» Source material:
◇ ◇ ◇ ◇ ◇ ◇ ◇

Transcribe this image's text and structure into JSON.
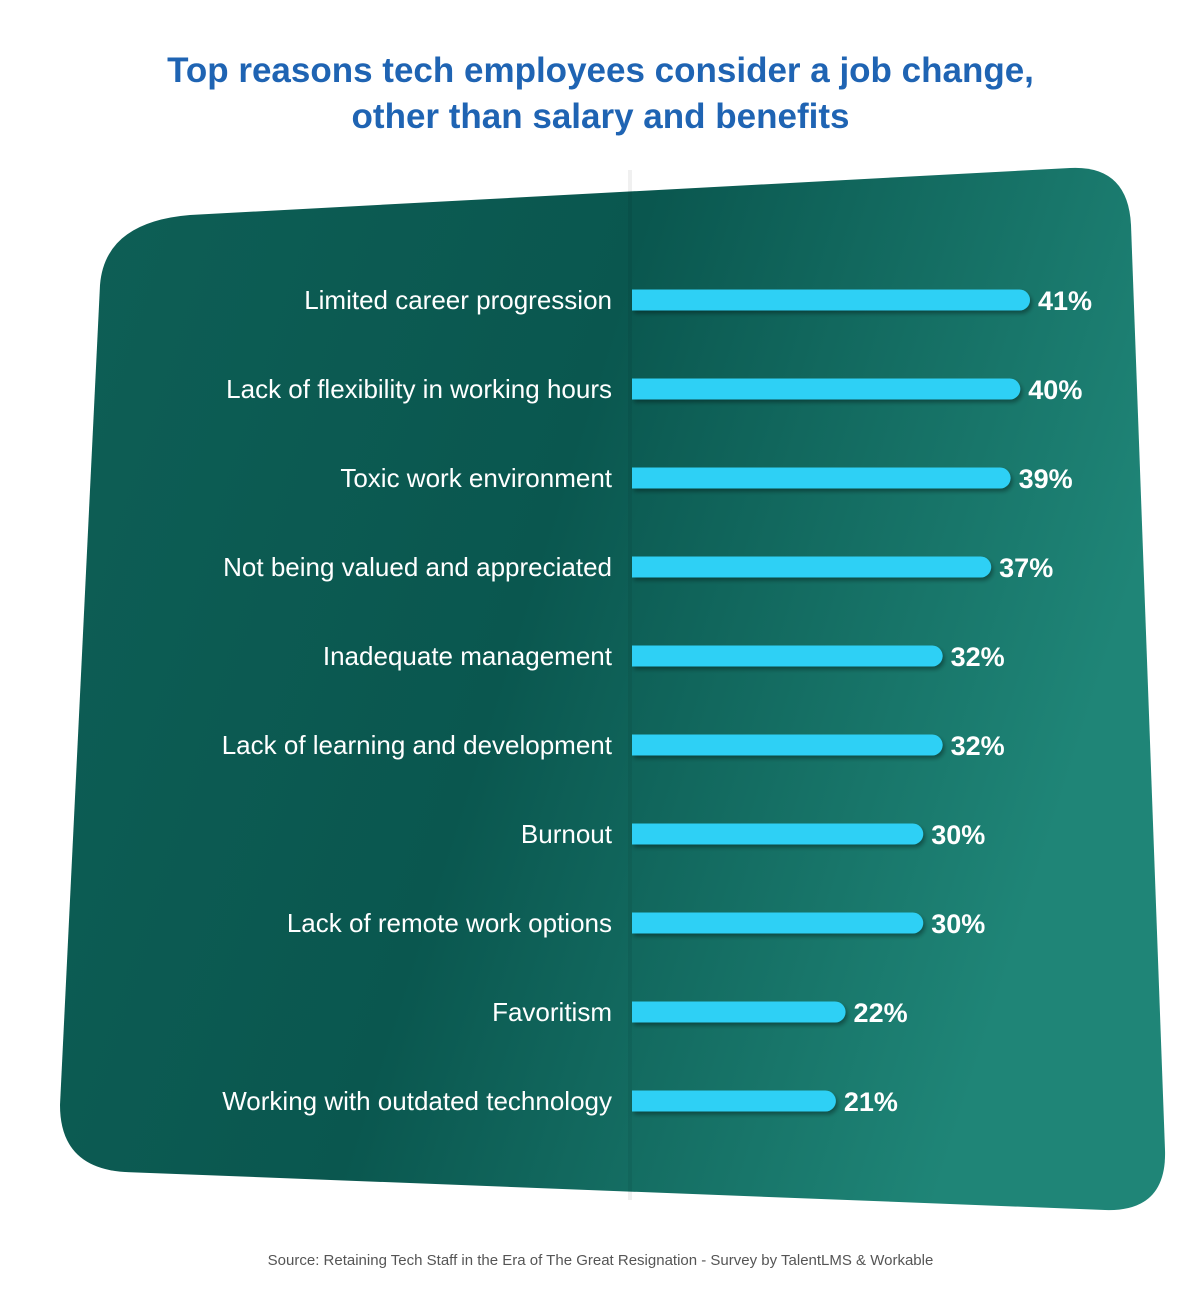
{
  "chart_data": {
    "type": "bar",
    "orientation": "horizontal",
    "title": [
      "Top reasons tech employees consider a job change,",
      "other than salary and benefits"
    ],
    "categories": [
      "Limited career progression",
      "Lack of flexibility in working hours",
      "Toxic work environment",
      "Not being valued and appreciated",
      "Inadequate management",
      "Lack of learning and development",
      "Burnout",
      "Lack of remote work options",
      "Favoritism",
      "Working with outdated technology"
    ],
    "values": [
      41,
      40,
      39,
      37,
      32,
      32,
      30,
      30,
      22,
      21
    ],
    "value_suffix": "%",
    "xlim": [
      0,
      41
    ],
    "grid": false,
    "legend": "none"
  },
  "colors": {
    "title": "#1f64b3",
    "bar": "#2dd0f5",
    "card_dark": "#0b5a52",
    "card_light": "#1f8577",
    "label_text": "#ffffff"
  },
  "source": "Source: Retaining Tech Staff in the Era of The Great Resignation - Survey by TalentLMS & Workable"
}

◇ ◇ ◇ ◇ ◇ ◇ ◇

» Task requirements: From the records given above, reproduce all text exactly and exclude each picture.

» Written response:
Transcribe this image's text and structure into JSON.
{
  "chart_data": {
    "type": "bar",
    "orientation": "horizontal",
    "title": [
      "Top reasons tech employees consider a job change,",
      "other than salary and benefits"
    ],
    "categories": [
      "Limited career progression",
      "Lack of flexibility in working hours",
      "Toxic work environment",
      "Not being valued and appreciated",
      "Inadequate management",
      "Lack of learning and development",
      "Burnout",
      "Lack of remote work options",
      "Favoritism",
      "Working with outdated technology"
    ],
    "values": [
      41,
      40,
      39,
      37,
      32,
      32,
      30,
      30,
      22,
      21
    ],
    "value_suffix": "%",
    "xlim": [
      0,
      41
    ],
    "grid": false,
    "legend": "none"
  },
  "colors": {
    "title": "#1f64b3",
    "bar": "#2dd0f5",
    "card_dark": "#0b5a52",
    "card_light": "#1f8577",
    "label_text": "#ffffff"
  },
  "source": "Source: Retaining Tech Staff in the Era of The Great Resignation - Survey by TalentLMS & Workable"
}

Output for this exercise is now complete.